### Problem description
Update the lines of the listing between the line holding "lon-label-60e: 60E bbox=[579, 569, 597, 579]" and the line holding "lon-label-10e: 10E bbox=[329, 569, 347, 579]", inclusive, by replacing "colorbar-swatch" with "legend-swatch" and leaving everything else as it is.

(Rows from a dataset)
^^^^^^^^^^^^^^^^

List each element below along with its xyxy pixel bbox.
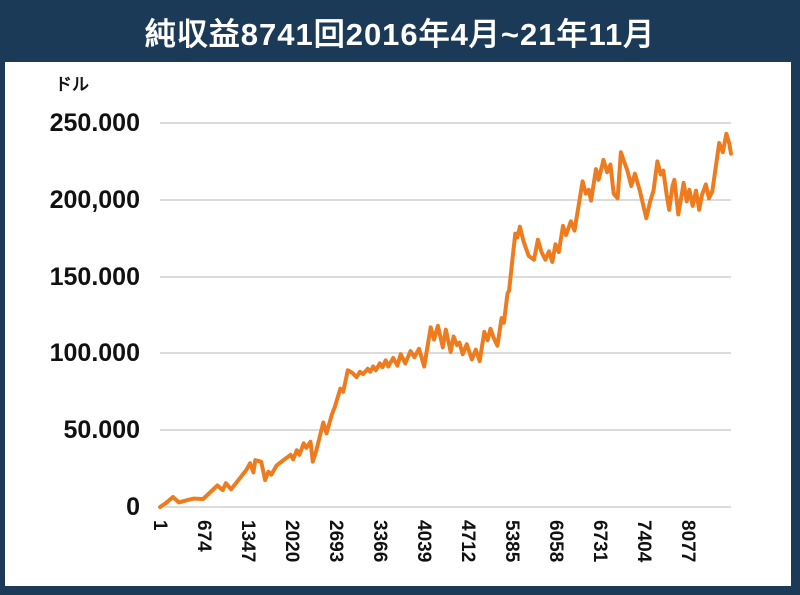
x-tick-label: 674: [192, 520, 214, 552]
x-tick-label: 7404: [632, 520, 654, 563]
x-tick-label: 2693: [324, 520, 346, 563]
gridline: [160, 122, 731, 124]
title-bar: 純収益8741回2016年4月~21年11月: [0, 0, 800, 62]
y-tick-label: 250.000: [49, 109, 140, 137]
y-tick-label: 0: [126, 493, 140, 521]
y-tick-label: 100.000: [49, 339, 140, 368]
y-tick-label: 150.000: [49, 262, 140, 291]
y-tick-label: 200,000: [49, 185, 140, 214]
x-tick-label: 8077: [676, 520, 698, 563]
x-tick-label: 6731: [588, 520, 610, 563]
x-tick-label: 5385: [500, 520, 522, 563]
gridline: [160, 506, 731, 508]
gridline: [160, 275, 731, 278]
gridline: [160, 429, 731, 432]
x-tick-label: 4039: [412, 520, 434, 563]
x-tick-label: 1: [149, 520, 170, 531]
y-tick-label: 50.000: [63, 416, 140, 445]
x-tick-label: 4712: [456, 520, 478, 563]
x-tick-label: 2020: [280, 520, 302, 563]
x-tick-label: 6058: [544, 520, 566, 563]
y-axis-unit-label: ドル: [55, 75, 89, 94]
gridline: [160, 198, 731, 201]
x-tick-label: 3366: [368, 520, 390, 563]
x-tick-label: 1347: [236, 520, 258, 563]
gridline: [160, 352, 731, 355]
chart-title: 純収益8741回2016年4月~21年11月: [144, 16, 656, 52]
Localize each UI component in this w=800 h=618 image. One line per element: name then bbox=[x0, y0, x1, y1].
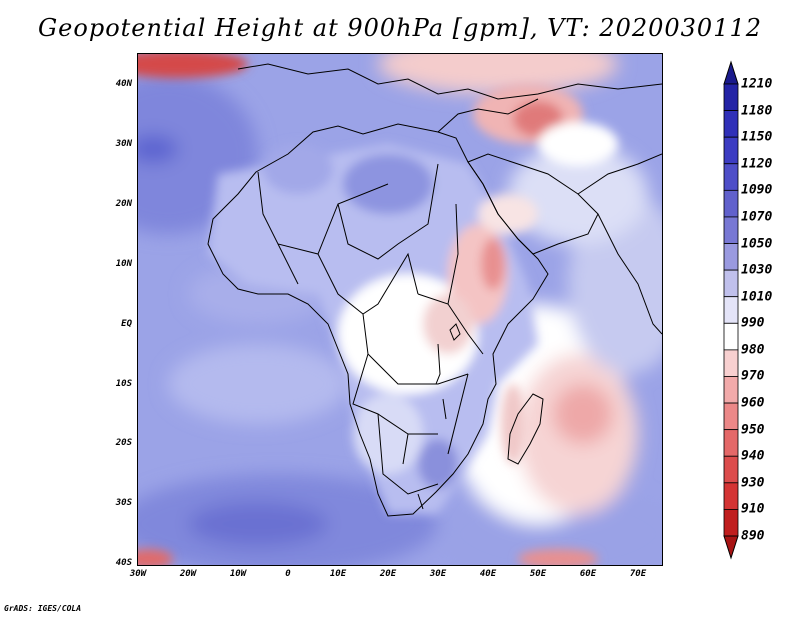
lon-label-60e: 60E bbox=[579, 569, 597, 579]
colorbar-label: 1090 bbox=[741, 182, 773, 198]
colorbar-swatch bbox=[723, 509, 739, 537]
colorbar-label: 990 bbox=[741, 315, 765, 331]
colorbar-label: 1120 bbox=[741, 156, 773, 172]
colorbar-label: 1210 bbox=[741, 76, 773, 92]
colorbar-label: 1050 bbox=[741, 236, 773, 252]
colorbar-swatch bbox=[723, 269, 739, 298]
colorbar-swatch bbox=[723, 455, 739, 484]
lon-label-20e: 20E bbox=[379, 569, 397, 579]
colorbar-label: 930 bbox=[741, 475, 765, 491]
colorbar-label: 910 bbox=[741, 501, 765, 517]
colorbar-label: 980 bbox=[741, 342, 765, 358]
colorbar-arrow-bottom bbox=[723, 535, 739, 560]
colorbar-label: 950 bbox=[741, 422, 765, 438]
lon-label-70e: 70E bbox=[629, 569, 647, 579]
lat-label-10s: 10S bbox=[115, 379, 132, 389]
lon-label-40e: 40E bbox=[479, 569, 497, 579]
lat-label-20n: 20N bbox=[115, 199, 132, 209]
colorbar-label: 970 bbox=[741, 368, 765, 384]
colorbar-swatch bbox=[723, 216, 739, 244]
lon-label-10e: 10E bbox=[329, 569, 347, 579]
colorbar-swatch bbox=[723, 296, 739, 324]
colorbar-label: 1030 bbox=[741, 262, 773, 278]
colorbar-label: 940 bbox=[741, 448, 765, 464]
lat-label-eq: EQ bbox=[121, 319, 132, 329]
lon-label-20w: 20W bbox=[179, 569, 197, 579]
colorbar-label: 1010 bbox=[741, 289, 773, 305]
lat-label-40s: 40S bbox=[115, 558, 132, 568]
colorbar-label: 1180 bbox=[741, 103, 773, 119]
lon-label-50e: 50E bbox=[529, 569, 547, 579]
colorbar-swatch bbox=[723, 376, 739, 404]
lat-label-10n: 10N bbox=[115, 259, 132, 269]
lat-label-40n: 40N bbox=[115, 79, 132, 89]
lat-label-30s: 30S bbox=[115, 498, 132, 508]
map-panel bbox=[137, 53, 663, 566]
colorbar-swatch bbox=[723, 402, 739, 431]
lat-label-20s: 20S bbox=[115, 438, 132, 448]
colorbar-swatch bbox=[723, 349, 739, 377]
colorbar-swatch bbox=[723, 163, 739, 191]
colorbar-label: 890 bbox=[741, 528, 765, 544]
geopotential-field bbox=[138, 54, 662, 565]
colorbar-swatch bbox=[723, 429, 739, 457]
colorbar bbox=[723, 60, 739, 560]
colorbar-swatch bbox=[723, 110, 739, 138]
lon-label-30e: 30E bbox=[429, 569, 447, 579]
colorbar-swatch bbox=[723, 189, 739, 218]
colorbar-swatch bbox=[723, 243, 739, 271]
footer-credit: GrADS: IGES/COLA bbox=[4, 604, 82, 613]
colorbar-label: 960 bbox=[741, 395, 765, 411]
chart-title: Geopotential Height at 900hPa [gpm], VT:… bbox=[38, 14, 762, 42]
colorbar-label: 1150 bbox=[741, 129, 773, 145]
lon-label-10w: 10W bbox=[229, 569, 247, 579]
lon-label-0: 0 bbox=[285, 569, 291, 579]
lat-label-30n: 30N bbox=[115, 139, 132, 149]
colorbar-swatch bbox=[723, 83, 739, 111]
colorbar-label: 1070 bbox=[741, 209, 773, 225]
colorbar-swatch bbox=[723, 482, 739, 510]
lon-label-30w: 30W bbox=[129, 569, 147, 579]
colorbar-arrow-top bbox=[723, 60, 739, 85]
colorbar-swatch bbox=[723, 136, 739, 165]
colorbar-swatch bbox=[723, 322, 739, 351]
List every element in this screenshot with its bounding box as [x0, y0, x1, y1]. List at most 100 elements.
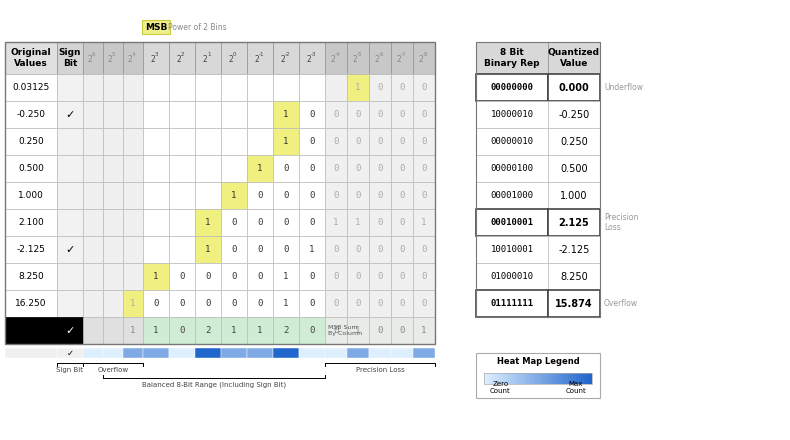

^^^^^^^^^^^^^^^^

### Answer to the task
lon-label-60e: 60E bbox=[579, 569, 597, 579]
colorbar-label: 1090 bbox=[741, 182, 773, 198]
legend-swatch bbox=[723, 509, 739, 537]
colorbar-label: 990 bbox=[741, 315, 765, 331]
colorbar-label: 1120 bbox=[741, 156, 773, 172]
colorbar-label: 1210 bbox=[741, 76, 773, 92]
colorbar-label: 1050 bbox=[741, 236, 773, 252]
legend-swatch bbox=[723, 269, 739, 298]
legend-swatch bbox=[723, 455, 739, 484]
lon-label-20e: 20E bbox=[379, 569, 397, 579]
colorbar-label: 930 bbox=[741, 475, 765, 491]
colorbar-label: 910 bbox=[741, 501, 765, 517]
colorbar-label: 980 bbox=[741, 342, 765, 358]
colorbar-arrow-bottom bbox=[723, 535, 739, 560]
colorbar-label: 950 bbox=[741, 422, 765, 438]
lon-label-70e: 70E bbox=[629, 569, 647, 579]
lat-label-10s: 10S bbox=[115, 379, 132, 389]
lon-label-40e: 40E bbox=[479, 569, 497, 579]
lat-label-20n: 20N bbox=[115, 199, 132, 209]
colorbar-label: 970 bbox=[741, 368, 765, 384]
legend-swatch bbox=[723, 216, 739, 244]
lon-label-10e: 10E bbox=[329, 569, 347, 579]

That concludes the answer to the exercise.